▸ **Task to carry out**: Copy out lines with the word "object" from the material that follows.
▽
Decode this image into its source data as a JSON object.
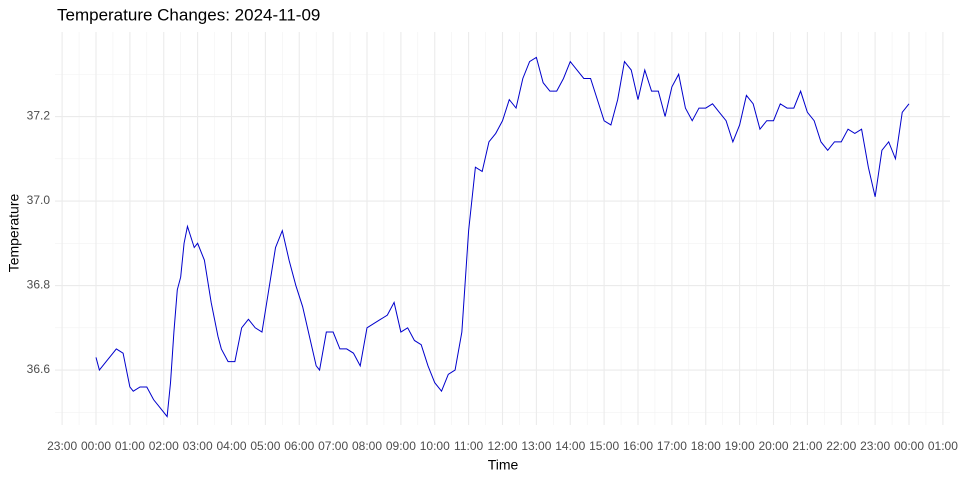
{
  "chart_data": {
    "type": "line",
    "title": "Temperature Changes: 2024-11-09",
    "x_label": "Time",
    "y_label": "Temperature",
    "x": [
      0,
      0.1,
      0.3,
      0.5,
      0.6,
      0.8,
      1.0,
      1.1,
      1.3,
      1.5,
      1.7,
      1.9,
      2.0,
      2.1,
      2.2,
      2.3,
      2.4,
      2.5,
      2.6,
      2.7,
      2.9,
      3.0,
      3.2,
      3.4,
      3.6,
      3.7,
      3.9,
      4.1,
      4.3,
      4.5,
      4.7,
      4.9,
      5.1,
      5.3,
      5.5,
      5.7,
      5.9,
      6.1,
      6.3,
      6.5,
      6.6,
      6.8,
      7.0,
      7.2,
      7.4,
      7.6,
      7.8,
      8.0,
      8.2,
      8.4,
      8.6,
      8.8,
      9.0,
      9.2,
      9.4,
      9.6,
      9.8,
      10.0,
      10.2,
      10.4,
      10.6,
      10.8,
      11.0,
      11.2,
      11.4,
      11.6,
      11.8,
      12.0,
      12.2,
      12.4,
      12.6,
      12.8,
      13.0,
      13.2,
      13.4,
      13.6,
      13.8,
      14.0,
      14.2,
      14.4,
      14.6,
      14.8,
      15.0,
      15.2,
      15.4,
      15.6,
      15.8,
      16.0,
      16.2,
      16.4,
      16.6,
      16.8,
      17.0,
      17.2,
      17.4,
      17.6,
      17.8,
      18.0,
      18.2,
      18.4,
      18.6,
      18.8,
      19.0,
      19.2,
      19.4,
      19.6,
      19.8,
      20.0,
      20.2,
      20.4,
      20.6,
      20.8,
      21.0,
      21.2,
      21.4,
      21.6,
      21.8,
      22.0,
      22.2,
      22.4,
      22.6,
      22.8,
      23.0,
      23.2,
      23.4,
      23.6,
      23.8,
      24.0
    ],
    "series": [
      {
        "name": "Temperature",
        "color": "#0000cc",
        "values": [
          36.63,
          36.6,
          36.62,
          36.64,
          36.65,
          36.64,
          36.56,
          36.55,
          36.56,
          36.56,
          36.53,
          36.51,
          36.5,
          36.49,
          36.57,
          36.69,
          36.79,
          36.82,
          36.9,
          36.94,
          36.89,
          36.9,
          36.86,
          36.76,
          36.68,
          36.65,
          36.62,
          36.62,
          36.7,
          36.72,
          36.7,
          36.69,
          36.79,
          36.89,
          36.93,
          36.86,
          36.8,
          36.75,
          36.68,
          36.61,
          36.6,
          36.69,
          36.69,
          36.65,
          36.65,
          36.64,
          36.61,
          36.7,
          36.71,
          36.72,
          36.73,
          36.76,
          36.69,
          36.7,
          36.67,
          36.66,
          36.61,
          36.57,
          36.55,
          36.59,
          36.6,
          36.69,
          36.93,
          37.08,
          37.07,
          37.14,
          37.16,
          37.19,
          37.24,
          37.22,
          37.29,
          37.33,
          37.34,
          37.28,
          37.26,
          37.26,
          37.29,
          37.33,
          37.31,
          37.29,
          37.29,
          37.24,
          37.19,
          37.18,
          37.24,
          37.33,
          37.31,
          37.24,
          37.31,
          37.26,
          37.26,
          37.2,
          37.27,
          37.3,
          37.22,
          37.19,
          37.22,
          37.22,
          37.23,
          37.21,
          37.19,
          37.14,
          37.18,
          37.25,
          37.23,
          37.17,
          37.19,
          37.19,
          37.23,
          37.22,
          37.22,
          37.26,
          37.21,
          37.19,
          37.14,
          37.12,
          37.14,
          37.14,
          37.17,
          37.16,
          37.17,
          37.08,
          37.01,
          37.12,
          37.14,
          37.1,
          37.21,
          37.23
        ]
      }
    ],
    "xlim": [
      -1.21,
      25.21
    ],
    "xticks": [
      {
        "value": -1,
        "label": "23:00"
      },
      {
        "value": 0,
        "label": "00:00"
      },
      {
        "value": 1,
        "label": "01:00"
      },
      {
        "value": 2,
        "label": "02:00"
      },
      {
        "value": 3,
        "label": "03:00"
      },
      {
        "value": 4,
        "label": "04:00"
      },
      {
        "value": 5,
        "label": "05:00"
      },
      {
        "value": 6,
        "label": "06:00"
      },
      {
        "value": 7,
        "label": "07:00"
      },
      {
        "value": 8,
        "label": "08:00"
      },
      {
        "value": 9,
        "label": "09:00"
      },
      {
        "value": 10,
        "label": "10:00"
      },
      {
        "value": 11,
        "label": "11:00"
      },
      {
        "value": 12,
        "label": "12:00"
      },
      {
        "value": 13,
        "label": "13:00"
      },
      {
        "value": 14,
        "label": "14:00"
      },
      {
        "value": 15,
        "label": "15:00"
      },
      {
        "value": 16,
        "label": "16:00"
      },
      {
        "value": 17,
        "label": "17:00"
      },
      {
        "value": 18,
        "label": "18:00"
      },
      {
        "value": 19,
        "label": "19:00"
      },
      {
        "value": 20,
        "label": "20:00"
      },
      {
        "value": 21,
        "label": "21:00"
      },
      {
        "value": 22,
        "label": "22:00"
      },
      {
        "value": 23,
        "label": "23:00"
      },
      {
        "value": 24,
        "label": "00:00"
      },
      {
        "value": 25,
        "label": "01:00"
      }
    ],
    "ylim": [
      36.47,
      37.4
    ],
    "yticks": [
      36.6,
      36.8,
      {
        "value": 37,
        "label": "37.0"
      },
      37.2
    ],
    "grid": true
  }
}
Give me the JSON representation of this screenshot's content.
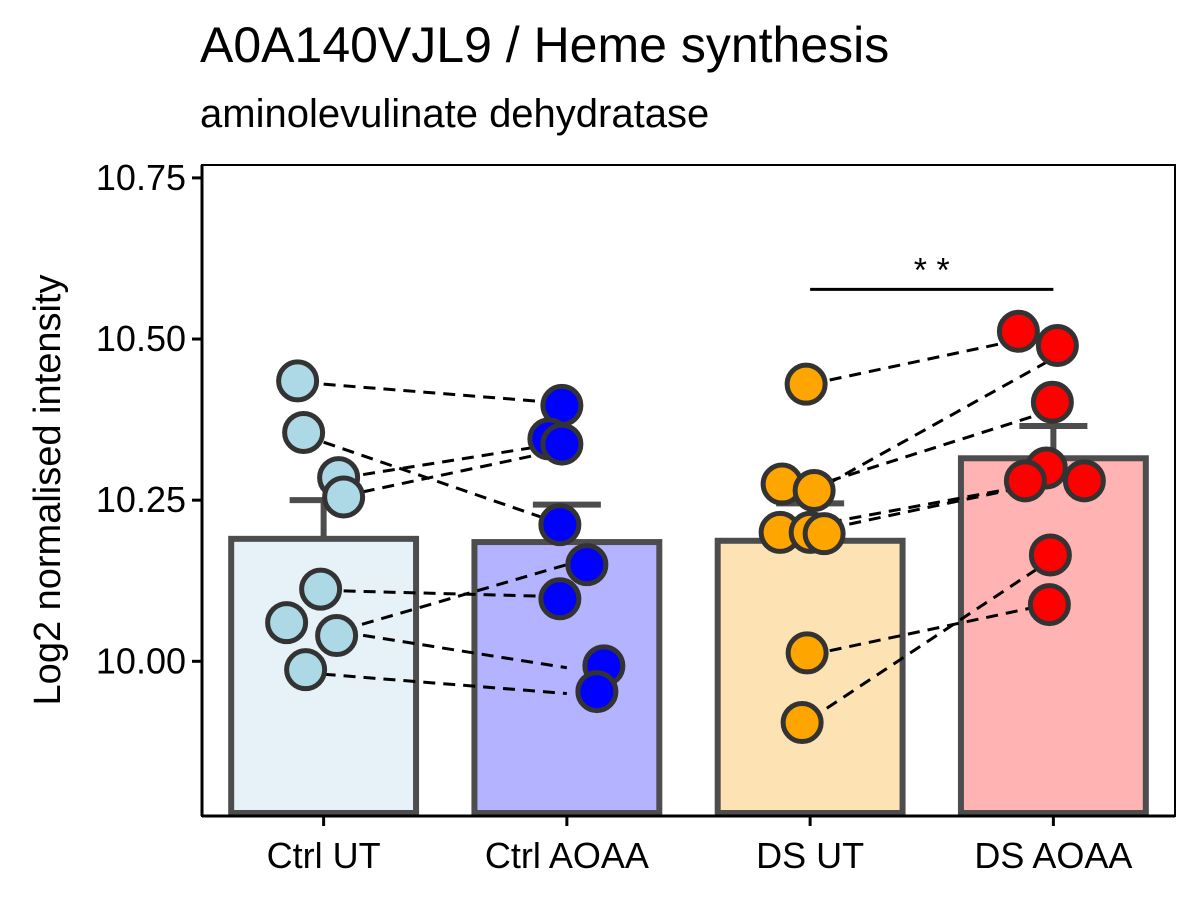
{
  "chart_data": {
    "type": "bar",
    "title": "A0A140VJL9 / Heme synthesis",
    "subtitle": "aminolevulinate dehydratase",
    "xlabel": "",
    "ylabel": "Log2 normalised intensity",
    "ylim": [
      9.76,
      10.77
    ],
    "yticks": [
      10.0,
      10.25,
      10.5,
      10.75
    ],
    "ytick_labels": [
      "10.00",
      "10.25",
      "10.50",
      "10.75"
    ],
    "categories": [
      "Ctrl UT",
      "Ctrl AOAA",
      "DS UT",
      "DS AOAA"
    ],
    "bar_values": [
      10.19,
      10.185,
      10.187,
      10.315
    ],
    "error_upper": [
      10.25,
      10.243,
      10.245,
      10.365
    ],
    "bar_fill_colors": [
      "#e6f1f8",
      "#b3b3ff",
      "#fde3b4",
      "#ffb3b3"
    ],
    "point_colors": [
      "#add8e6",
      "#0000ff",
      "#ffa500",
      "#ff0000"
    ],
    "grid": false,
    "legend": "none",
    "points": [
      [
        10.435,
        10.355,
        10.285,
        10.255,
        10.112,
        10.06,
        10.04,
        9.987
      ],
      [
        10.397,
        10.345,
        10.337,
        10.212,
        10.15,
        10.097,
        9.993,
        9.953
      ],
      [
        10.43,
        10.275,
        10.265,
        10.2,
        10.2,
        10.198,
        10.013,
        9.905
      ],
      [
        10.512,
        10.49,
        10.402,
        10.3,
        10.28,
        10.28,
        10.165,
        10.088
      ]
    ],
    "pairs": [
      [
        10.43,
        10.4
      ],
      [
        10.34,
        10.21
      ],
      [
        10.28,
        10.34
      ],
      [
        10.25,
        10.33
      ],
      [
        10.11,
        10.1
      ],
      [
        10.04,
        10.15
      ],
      [
        10.05,
        9.99
      ],
      [
        9.98,
        9.95
      ],
      [
        10.43,
        10.51
      ],
      [
        10.27,
        10.39
      ],
      [
        10.26,
        10.47
      ],
      [
        10.21,
        10.28
      ],
      [
        10.2,
        10.28
      ],
      [
        10.01,
        10.09
      ],
      [
        9.91,
        10.16
      ]
    ],
    "pair_groups": [
      [
        0,
        0,
        0,
        0,
        0,
        0,
        0,
        0,
        2,
        2,
        2,
        2,
        2,
        2,
        2
      ],
      [
        1,
        1,
        1,
        1,
        1,
        1,
        1,
        1,
        3,
        3,
        3,
        3,
        3,
        3,
        3
      ]
    ],
    "significance": {
      "from": "DS UT",
      "to": "DS AOAA",
      "y": 10.577,
      "label": "* *"
    }
  }
}
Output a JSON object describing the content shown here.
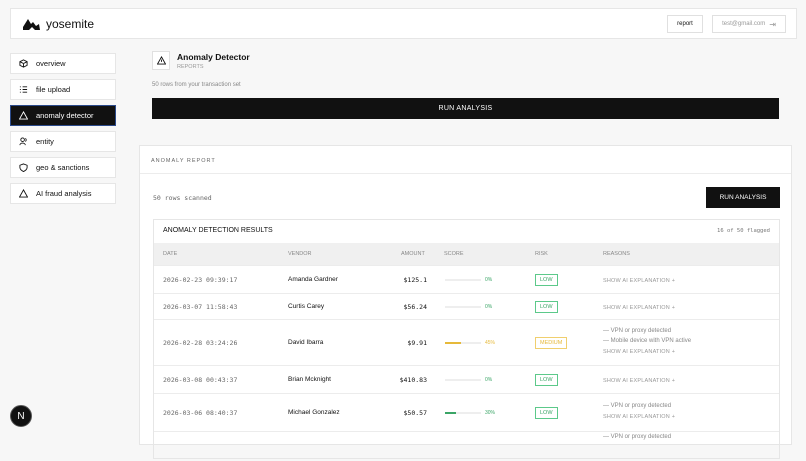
{
  "app": {
    "name": "yosemite",
    "report_label": "report",
    "user_email": "test@gmail.com"
  },
  "sidebar": {
    "items": [
      {
        "label": "overview",
        "icon": "cube-icon",
        "active": false
      },
      {
        "label": "file upload",
        "icon": "list-icon",
        "active": false
      },
      {
        "label": "anomaly detector",
        "icon": "warning-icon",
        "active": true
      },
      {
        "label": "entity",
        "icon": "users-icon",
        "active": false
      },
      {
        "label": "geo & sanctions",
        "icon": "shield-icon",
        "active": false
      },
      {
        "label": "AI fraud analysis",
        "icon": "warning-icon",
        "active": false
      }
    ]
  },
  "page": {
    "title": "Anomaly Detector",
    "subtitle": "REPORTS",
    "description": "50 rows from your transaction set",
    "run_label": "RUN ANALYSIS"
  },
  "report": {
    "heading": "ANOMALY REPORT",
    "scanned": "50 rows scanned",
    "run_label": "RUN ANALYSIS",
    "results_title": "ANOMALY DETECTION RESULTS",
    "flagged": "16 of 50 flagged",
    "columns": [
      "DATE",
      "VENDOR",
      "AMOUNT",
      "SCORE",
      "RISK",
      "REASONS"
    ],
    "explain_label": "SHOW AI EXPLANATION +",
    "rows": [
      {
        "date": "2026-02-23 09:39:17",
        "vendor": "Amanda Gardner",
        "amount": "$125.1",
        "score": 0,
        "score_label": "0%",
        "risk": "LOW",
        "reasons": []
      },
      {
        "date": "2026-03-07 11:58:43",
        "vendor": "Curtis Carey",
        "amount": "$56.24",
        "score": 0,
        "score_label": "0%",
        "risk": "LOW",
        "reasons": []
      },
      {
        "date": "2026-02-28 03:24:26",
        "vendor": "David Ibarra",
        "amount": "$9.91",
        "score": 45,
        "score_label": "45%",
        "risk": "MEDIUM",
        "reasons": [
          "— VPN or proxy detected",
          "— Mobile device with VPN active"
        ]
      },
      {
        "date": "2026-03-08 00:43:37",
        "vendor": "Brian Mcknight",
        "amount": "$410.83",
        "score": 0,
        "score_label": "0%",
        "risk": "LOW",
        "reasons": []
      },
      {
        "date": "2026-03-06 08:40:37",
        "vendor": "Michael Gonzalez",
        "amount": "$50.57",
        "score": 30,
        "score_label": "30%",
        "risk": "LOW",
        "reasons": [
          "— VPN or proxy detected"
        ]
      }
    ],
    "partial_row_reason": "— VPN or proxy detected"
  },
  "colors": {
    "low": "#3aa566",
    "medium": "#e6b93a",
    "primary": "#111111"
  }
}
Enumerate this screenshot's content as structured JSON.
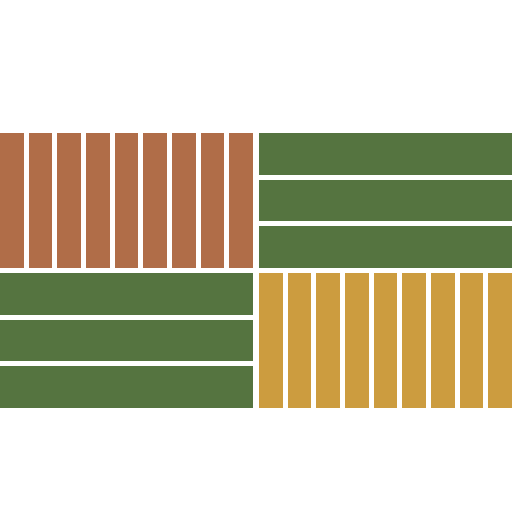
{
  "pattern": {
    "colors": {
      "orange": "#b06d48",
      "green": "#557440",
      "yellow": "#cc9c3f",
      "background": "#ffffff"
    },
    "quadrants": [
      {
        "id": "q-top-left",
        "orientation": "vertical",
        "stripe_count": 9,
        "color": "orange"
      },
      {
        "id": "q-top-right",
        "orientation": "horizontal",
        "stripe_count": 3,
        "color": "green"
      },
      {
        "id": "q-bottom-left",
        "orientation": "horizontal",
        "stripe_count": 3,
        "color": "green"
      },
      {
        "id": "q-bottom-right",
        "orientation": "vertical",
        "stripe_count": 9,
        "color": "yellow"
      }
    ]
  }
}
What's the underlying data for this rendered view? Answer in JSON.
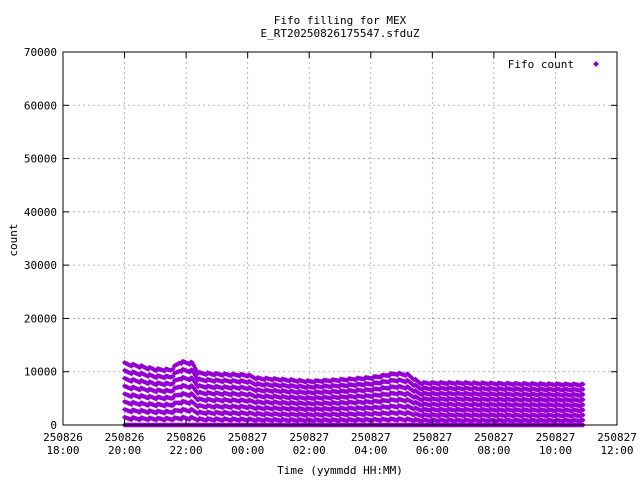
△
▸ **Result of this exercise**:
Decode this image into its source data as a JSON object.
Output a JSON object describing the content shown here.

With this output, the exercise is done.